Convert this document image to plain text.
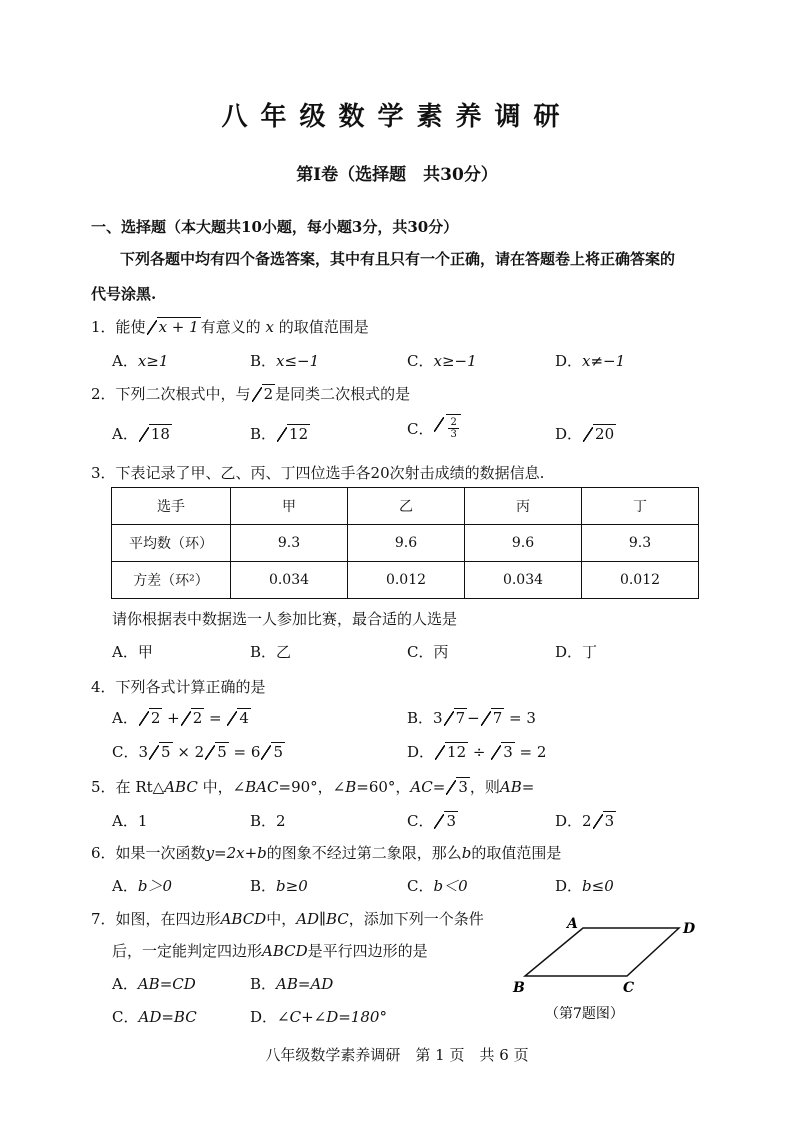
八年级数学素养调研
第Ⅰ卷（选择题　共30分）
一、选择题（本大题共10小题，每小题3分，共30分）
下列各题中均有四个备选答案，其中有且只有一个正确，请在答题卷上将正确答案的
代号涂黑.
1．能使 x + 1 有意义的 x 的取值范围是
A．x≥1	B．x≤−1	C．x≥−1	D．x≠−1
2．下列二次根式中，与 2 是同类二次根式的是
A． 18	B． 12	C． $\frac{2}{3}$	D． 20
3．下表记录了甲、乙、丙、丁四位选手各20次射击成绩的数据信息.
选手	甲	乙	丙	丁
平均数（环）	9.3	9.6	9.6	9.3
方差（环²）	0.034	0.012	0.034	0.012
请你根据表中数据选一人参加比赛，最合适的人选是
A．甲	B．乙	C．丙	D．丁
4．下列各式计算正确的是
A． 2 + 2 = 4	B．3 7 − 7 = 3
C．3 5 × 2 5 = 6 5	D． 12 ÷ 3 = 2
5．在 Rt△ABC 中，∠BAC=90°，∠B=60°，AC= 3 ，则AB=
A．1	B．2	C． 3	D．2 3
6．如果一次函数y=2x+b的图象不经过第二象限，那么b的取值范围是
A．b＞0	B．b≥0	C．b＜0	D．b≤0
7．如图，在四边形ABCD中，AD∥BC，添加下列一个条件
后，一定能判定四边形ABCD是平行四边形的是
A．AB=CD	B．AB=AD
C．AD=BC	D．∠C+∠D=180°
A	D
B	C
（第7题图）
八年级数学素养调研　第 1 页　共 6 页
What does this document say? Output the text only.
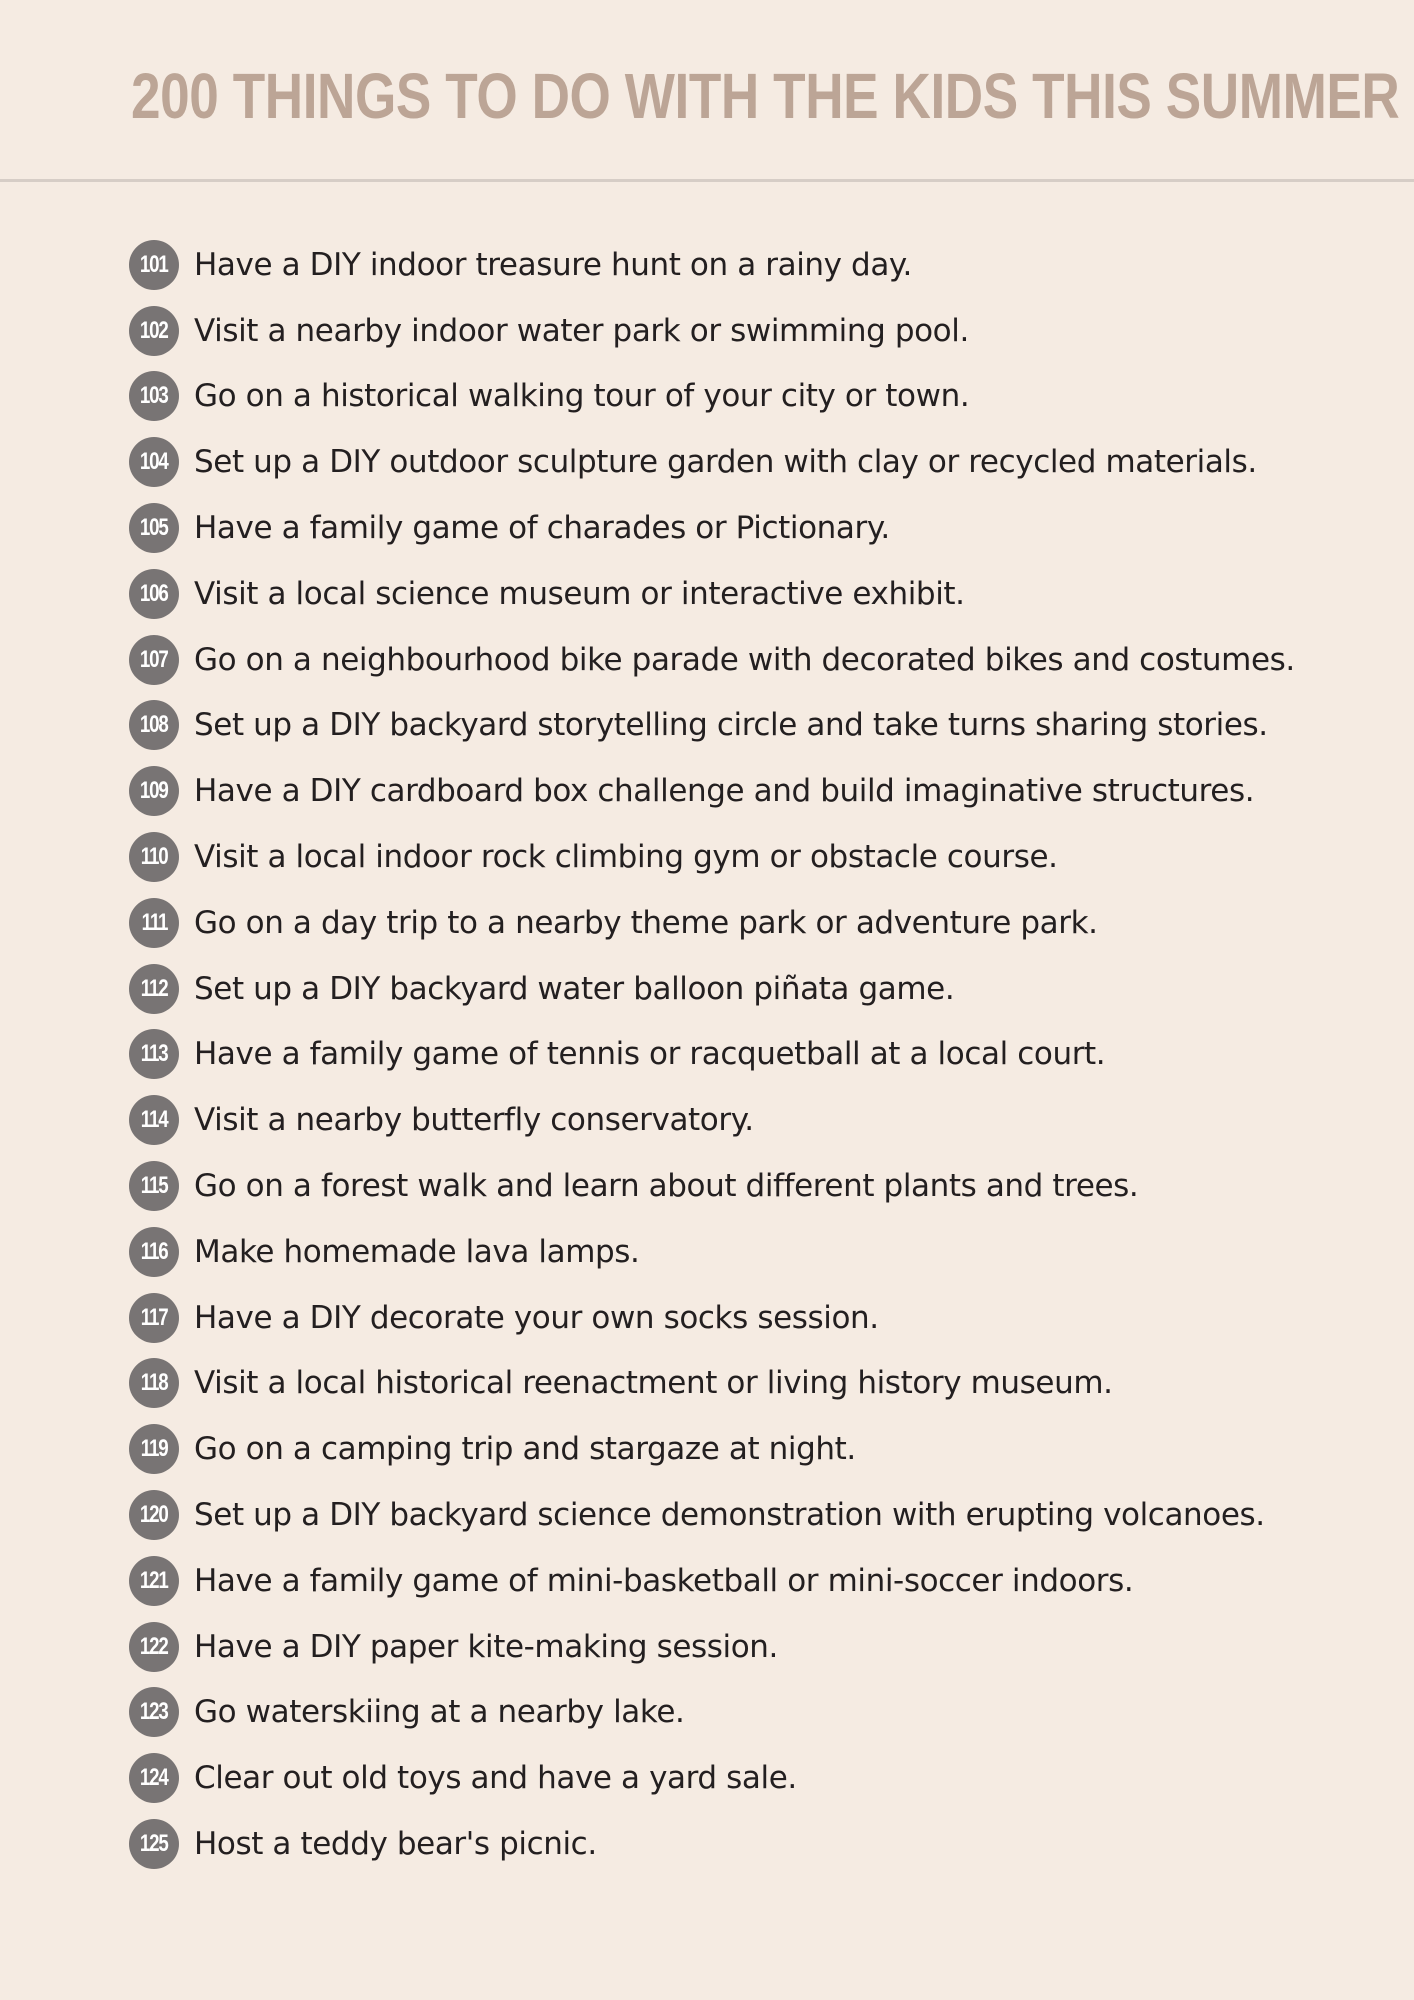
200 THINGS TO DO WITH THE KIDS THIS SUMMER
101 Have a DIY indoor treasure hunt on a rainy day.
102 Visit a nearby indoor water park or swimming pool.
103 Go on a historical walking tour of your city or town.
104 Set up a DIY outdoor sculpture garden with clay or recycled materials.
105 Have a family game of charades or Pictionary.
106 Visit a local science museum or interactive exhibit.
107 Go on a neighbourhood bike parade with decorated bikes and costumes.
108 Set up a DIY backyard storytelling circle and take turns sharing stories.
109 Have a DIY cardboard box challenge and build imaginative structures.
110 Visit a local indoor rock climbing gym or obstacle course.
111 Go on a day trip to a nearby theme park or adventure park.
112 Set up a DIY backyard water balloon piñata game.
113 Have a family game of tennis or racquetball at a local court.
114 Visit a nearby butterfly conservatory.
115 Go on a forest walk and learn about different plants and trees.
116 Make homemade lava lamps.
117 Have a DIY decorate your own socks session.
118 Visit a local historical reenactment or living history museum.
119 Go on a camping trip and stargaze at night.
120 Set up a DIY backyard science demonstration with erupting volcanoes.
121 Have a family game of mini-basketball or mini-soccer indoors.
122 Have a DIY paper kite-making session.
123 Go waterskiing at a nearby lake.
124 Clear out old toys and have a yard sale.
125 Host a teddy bear's picnic.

» **YOUR OBJECTIVE**: Leave the pictures out and reproduce each record exactly as written.

» **SOLUTION TO THIS TASK**:
Convert this document image to plain text.
八年级数学素养调研
第Ⅰ卷（选择题　共30分）
一、选择题（本大题共10小题，每小题3分，共30分）
下列各题中均有四个备选答案，其中有且只有一个正确，请在答题卷上将正确答案的
代号涂黑.
1．能使 x + 1 有意义的 x 的取值范围是
A．x≥1	B．x≤−1	C．x≥−1	D．x≠−1
2．下列二次根式中，与 2 是同类二次根式的是
A． 18	B． 12	C． $\frac{2}{3}$	D． 20
3．下表记录了甲、乙、丙、丁四位选手各20次射击成绩的数据信息.
选手	甲	乙	丙	丁
平均数（环）	9.3	9.6	9.6	9.3
方差（环²）	0.034	0.012	0.034	0.012
请你根据表中数据选一人参加比赛，最合适的人选是
A．甲	B．乙	C．丙	D．丁
4．下列各式计算正确的是
A． 2 + 2 = 4	B．3 7 − 7 = 3
C．3 5 × 2 5 = 6 5	D． 12 ÷ 3 = 2
5．在 Rt△ABC 中，∠BAC=90°，∠B=60°，AC= 3 ，则AB=
A．1	B．2	C． 3	D．2 3
6．如果一次函数y=2x+b的图象不经过第二象限，那么b的取值范围是
A．b＞0	B．b≥0	C．b＜0	D．b≤0
7．如图，在四边形ABCD中，AD∥BC，添加下列一个条件
后，一定能判定四边形ABCD是平行四边形的是
A．AB=CD	B．AB=AD
C．AD=BC	D．∠C+∠D=180°
A	D
B	C
（第7题图）
八年级数学素养调研　第 1 页　共 6 页
What does this document say? Output the text only.
200 THINGS TO DO WITH THE KIDS THIS SUMMER
101 Have a DIY indoor treasure hunt on a rainy day.
102 Visit a nearby indoor water park or swimming pool.
103 Go on a historical walking tour of your city or town.
104 Set up a DIY outdoor sculpture garden with clay or recycled materials.
105 Have a family game of charades or Pictionary.
106 Visit a local science museum or interactive exhibit.
107 Go on a neighbourhood bike parade with decorated bikes and costumes.
108 Set up a DIY backyard storytelling circle and take turns sharing stories.
109 Have a DIY cardboard box challenge and build imaginative structures.
110 Visit a local indoor rock climbing gym or obstacle course.
111 Go on a day trip to a nearby theme park or adventure park.
112 Set up a DIY backyard water balloon piñata game.
113 Have a family game of tennis or racquetball at a local court.
114 Visit a nearby butterfly conservatory.
115 Go on a forest walk and learn about different plants and trees.
116 Make homemade lava lamps.
117 Have a DIY decorate your own socks session.
118 Visit a local historical reenactment or living history museum.
119 Go on a camping trip and stargaze at night.
120 Set up a DIY backyard science demonstration with erupting volcanoes.
121 Have a family game of mini-basketball or mini-soccer indoors.
122 Have a DIY paper kite-making session.
123 Go waterskiing at a nearby lake.
124 Clear out old toys and have a yard sale.
125 Host a teddy bear's picnic.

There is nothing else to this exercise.